Input data:
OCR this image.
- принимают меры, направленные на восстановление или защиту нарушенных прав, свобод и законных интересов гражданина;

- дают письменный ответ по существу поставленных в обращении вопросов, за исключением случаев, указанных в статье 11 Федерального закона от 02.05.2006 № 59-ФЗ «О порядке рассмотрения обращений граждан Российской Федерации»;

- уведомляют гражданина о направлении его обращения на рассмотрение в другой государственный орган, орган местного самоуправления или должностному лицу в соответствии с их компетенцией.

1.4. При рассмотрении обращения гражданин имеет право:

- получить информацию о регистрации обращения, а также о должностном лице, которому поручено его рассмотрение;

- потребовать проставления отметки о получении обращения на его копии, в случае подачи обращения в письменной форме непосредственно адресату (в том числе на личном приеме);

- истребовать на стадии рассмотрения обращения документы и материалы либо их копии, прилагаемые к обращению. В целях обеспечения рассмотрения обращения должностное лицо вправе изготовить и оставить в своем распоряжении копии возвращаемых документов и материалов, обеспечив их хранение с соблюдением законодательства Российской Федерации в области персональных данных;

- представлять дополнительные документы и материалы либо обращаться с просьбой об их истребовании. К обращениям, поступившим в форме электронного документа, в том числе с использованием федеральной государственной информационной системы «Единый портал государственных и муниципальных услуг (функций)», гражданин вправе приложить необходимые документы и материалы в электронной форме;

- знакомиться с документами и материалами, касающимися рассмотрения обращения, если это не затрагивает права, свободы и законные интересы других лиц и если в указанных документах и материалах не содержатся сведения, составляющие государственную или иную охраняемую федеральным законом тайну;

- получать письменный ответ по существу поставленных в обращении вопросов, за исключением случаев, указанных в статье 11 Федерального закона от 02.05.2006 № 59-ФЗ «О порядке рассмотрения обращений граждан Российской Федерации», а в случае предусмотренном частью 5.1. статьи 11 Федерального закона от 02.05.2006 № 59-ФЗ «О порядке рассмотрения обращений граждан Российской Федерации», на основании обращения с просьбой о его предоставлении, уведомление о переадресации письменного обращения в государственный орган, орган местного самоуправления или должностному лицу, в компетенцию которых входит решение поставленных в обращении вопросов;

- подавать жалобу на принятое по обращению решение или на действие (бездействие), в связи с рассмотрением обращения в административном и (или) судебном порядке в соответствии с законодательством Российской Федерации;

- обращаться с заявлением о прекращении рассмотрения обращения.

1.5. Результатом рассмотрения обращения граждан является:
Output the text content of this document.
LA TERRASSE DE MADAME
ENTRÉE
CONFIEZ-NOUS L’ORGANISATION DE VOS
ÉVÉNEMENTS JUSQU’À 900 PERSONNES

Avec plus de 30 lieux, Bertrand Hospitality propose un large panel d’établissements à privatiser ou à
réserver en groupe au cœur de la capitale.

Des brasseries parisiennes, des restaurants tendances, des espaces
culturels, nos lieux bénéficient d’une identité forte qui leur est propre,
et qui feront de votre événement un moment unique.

Written problem:
Every record above must be duplicated exactly.

Task answer:
OCR this image.
- принимают меры, направленные на восстановление или защиту нарушенных прав, свобод и законных интересов гражданина;

- дают письменный ответ по существу поставленных в обращении вопросов, за исключением случаев, указанных в статье 11 Федерального закона от 02.05.2006 № 59-ФЗ «О порядке рассмотрения обращений граждан Российской Федерации»;

- уведомляют гражданина о направлении его обращения на рассмотрение в другой государственный орган, орган местного самоуправления или должностному лицу в соответствии с их компетенцией.

1.4. При рассмотрении обращения гражданин имеет право:

- получить информацию о регистрации обращения, а также о должностном лице, которому поручено его рассмотрение;

- потребовать проставления отметки о получении обращения на его копии, в случае подачи обращения в письменной форме непосредственно адресату (в том числе на личном приеме);

- истребовать на стадии рассмотрения обращения документы и материалы либо их копии, прилагаемые к обращению. В целях обеспечения рассмотрения обращения должностное лицо вправе изготовить и оставить в своем распоряжении копии возвращаемых документов и материалов, обеспечив их хранение с соблюдением законодательства Российской Федерации в области персональных данных;

- представлять дополнительные документы и материалы либо обращаться с просьбой об их истребовании. К обращениям, поступившим в форме электронного документа, в том числе с использованием федеральной государственной информационной системы «Единый портал государственных и муниципальных услуг (функций)», гражданин вправе приложить необходимые документы и материалы в электронной форме;

- знакомиться с документами и материалами, касающимися рассмотрения обращения, если это не затрагивает права, свободы и законные интересы других лиц и если в указанных документах и материалах не содержатся сведения, составляющие государственную или иную охраняемую федеральным законом тайну;

- получать письменный ответ по существу поставленных в обращении вопросов, за исключением случаев, указанных в статье 11 Федерального закона от 02.05.2006 № 59-ФЗ «О порядке рассмотрения обращений граждан Российской Федерации», а в случае предусмотренном частью 5.1. статьи 11 Федерального закона от 02.05.2006 № 59-ФЗ «О порядке рассмотрения обращений граждан Российской Федерации», на основании обращения с просьбой о его предоставлении, уведомление о переадресации письменного обращения в государственный орган, орган местного самоуправления или должностному лицу, в компетенцию которых входит решение поставленных в обращении вопросов;

- подавать жалобу на принятое по обращению решение или на действие (бездействие), в связи с рассмотрением обращения в административном и (или) судебном порядке в соответствии с законодательством Российской Федерации;

- обращаться с заявлением о прекращении рассмотрения обращения.

1.5. Результатом рассмотрения обращения граждан является:
Output the text content of this document.
LA TERRASSE DE MADAME
ENTRÉE
CONFIEZ-NOUS L’ORGANISATION DE VOS
ÉVÉNEMENTS JUSQU’À 900 PERSONNES

Avec plus de 30 lieux, Bertrand Hospitality propose un large panel d’établissements à privatiser ou à
réserver en groupe au cœur de la capitale.

Des brasseries parisiennes, des restaurants tendances, des espaces
culturels, nos lieux bénéficient d’une identité forte qui leur est propre,
et qui feront de votre événement un moment unique.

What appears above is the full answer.